* _Goal of the exercise_: Would you transcribe the whole listing exactly, minus its pictures?

* _Dataset entries_:

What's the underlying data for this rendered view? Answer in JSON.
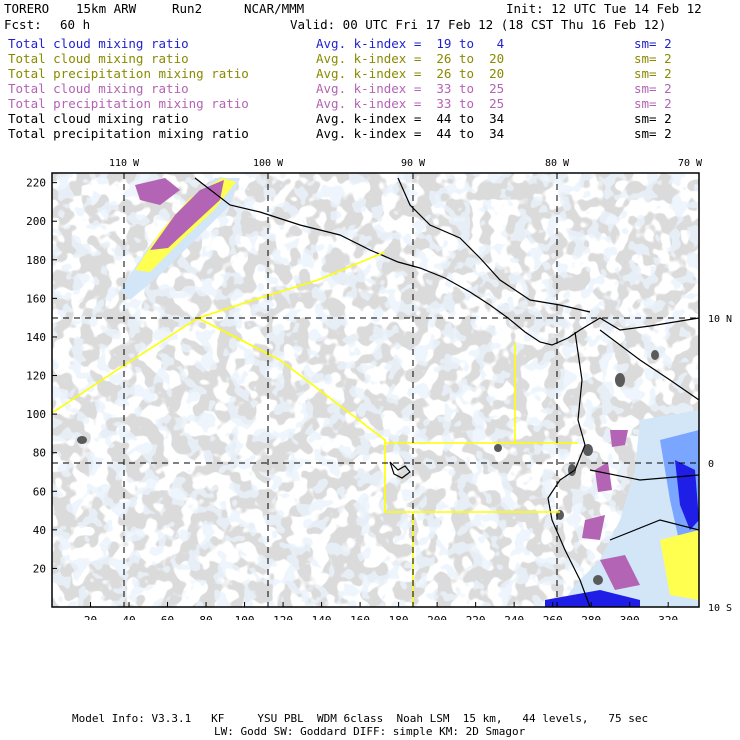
{
  "header": {
    "model": "TORERO",
    "resolution": "15km ARW",
    "run": "Run2",
    "org": "NCAR/MMM",
    "init": "Init: 12 UTC Tue 14 Feb 12",
    "fcst_label": "Fcst:",
    "fcst_value": "60 h",
    "valid": "Valid: 00 UTC Fri 17 Feb 12 (18 CST Thu 16 Feb 12)"
  },
  "legend_rows": [
    {
      "field": "Total cloud mixing ratio",
      "kindex": "Avg. k-index =  19 to   4",
      "sm": "sm= 2",
      "color": "#1f1fd0"
    },
    {
      "field": "Total cloud mixing ratio",
      "kindex": "Avg. k-index =  26 to  20",
      "sm": "sm= 2",
      "color": "#8a8a00"
    },
    {
      "field": "Total precipitation mixing ratio",
      "kindex": "Avg. k-index =  26 to  20",
      "sm": "sm= 2",
      "color": "#8a8a00"
    },
    {
      "field": "Total cloud mixing ratio",
      "kindex": "Avg. k-index =  33 to  25",
      "sm": "sm= 2",
      "color": "#b463b4"
    },
    {
      "field": "Total precipitation mixing ratio",
      "kindex": "Avg. k-index =  33 to  25",
      "sm": "sm= 2",
      "color": "#b463b4"
    },
    {
      "field": "Total cloud mixing ratio",
      "kindex": "Avg. k-index =  44 to  34",
      "sm": "sm= 2",
      "color": "#000000"
    },
    {
      "field": "Total precipitation mixing ratio",
      "kindex": "Avg. k-index =  44 to  34",
      "sm": "sm= 2",
      "color": "#000000"
    }
  ],
  "map": {
    "x_ticks": [
      "20",
      "40",
      "60",
      "80",
      "100",
      "120",
      "140",
      "160",
      "180",
      "200",
      "220",
      "240",
      "260",
      "280",
      "300",
      "320"
    ],
    "y_ticks": [
      "20",
      "40",
      "60",
      "80",
      "100",
      "120",
      "140",
      "160",
      "180",
      "200",
      "220"
    ],
    "lon_labels": [
      "110 W",
      "100 W",
      "90 W",
      "80 W",
      "70 W"
    ],
    "lat_labels": [
      "10 N",
      "0",
      "10 S"
    ],
    "colors": {
      "gray_cloud": "#b4b4b4",
      "dark_core": "#5a5a5a",
      "light_blue": "#d2e6f8",
      "mid_blue": "#7aa6ff",
      "deep_blue": "#1e1ee6",
      "yellow": "#ffff50",
      "purple": "#b464b4",
      "boundary_yellow": "#ffff00",
      "frame": "#000000"
    }
  },
  "footer": {
    "line1": "Model Info: V3.3.1   KF     YSU PBL  WDM 6class  Noah LSM  15 km,   44 levels,   75 sec",
    "line2": "LW: Godd SW: Goddard DIFF: simple KM: 2D Smagor"
  }
}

* _Problem solution_:
What's the underlying data for this rendered view? Answer in JSON.
{
  "header": {
    "model": "TORERO",
    "resolution": "15km ARW",
    "run": "Run2",
    "org": "NCAR/MMM",
    "init": "Init: 12 UTC Tue 14 Feb 12",
    "fcst_label": "Fcst:",
    "fcst_value": "60 h",
    "valid": "Valid: 00 UTC Fri 17 Feb 12 (18 CST Thu 16 Feb 12)"
  },
  "legend_rows": [
    {
      "field": "Total cloud mixing ratio",
      "kindex": "Avg. k-index =  19 to   4",
      "sm": "sm= 2",
      "color": "#1f1fd0"
    },
    {
      "field": "Total cloud mixing ratio",
      "kindex": "Avg. k-index =  26 to  20",
      "sm": "sm= 2",
      "color": "#8a8a00"
    },
    {
      "field": "Total precipitation mixing ratio",
      "kindex": "Avg. k-index =  26 to  20",
      "sm": "sm= 2",
      "color": "#8a8a00"
    },
    {
      "field": "Total cloud mixing ratio",
      "kindex": "Avg. k-index =  33 to  25",
      "sm": "sm= 2",
      "color": "#b463b4"
    },
    {
      "field": "Total precipitation mixing ratio",
      "kindex": "Avg. k-index =  33 to  25",
      "sm": "sm= 2",
      "color": "#b463b4"
    },
    {
      "field": "Total cloud mixing ratio",
      "kindex": "Avg. k-index =  44 to  34",
      "sm": "sm= 2",
      "color": "#000000"
    },
    {
      "field": "Total precipitation mixing ratio",
      "kindex": "Avg. k-index =  44 to  34",
      "sm": "sm= 2",
      "color": "#000000"
    }
  ],
  "map": {
    "x_ticks": [
      "20",
      "40",
      "60",
      "80",
      "100",
      "120",
      "140",
      "160",
      "180",
      "200",
      "220",
      "240",
      "260",
      "280",
      "300",
      "320"
    ],
    "y_ticks": [
      "20",
      "40",
      "60",
      "80",
      "100",
      "120",
      "140",
      "160",
      "180",
      "200",
      "220"
    ],
    "lon_labels": [
      "110 W",
      "100 W",
      "90 W",
      "80 W",
      "70 W"
    ],
    "lat_labels": [
      "10 N",
      "0",
      "10 S"
    ],
    "colors": {
      "gray_cloud": "#b4b4b4",
      "dark_core": "#5a5a5a",
      "light_blue": "#d2e6f8",
      "mid_blue": "#7aa6ff",
      "deep_blue": "#1e1ee6",
      "yellow": "#ffff50",
      "purple": "#b464b4",
      "boundary_yellow": "#ffff00",
      "frame": "#000000"
    }
  },
  "footer": {
    "line1": "Model Info: V3.3.1   KF     YSU PBL  WDM 6class  Noah LSM  15 km,   44 levels,   75 sec",
    "line2": "LW: Godd SW: Goddard DIFF: simple KM: 2D Smagor"
  }
}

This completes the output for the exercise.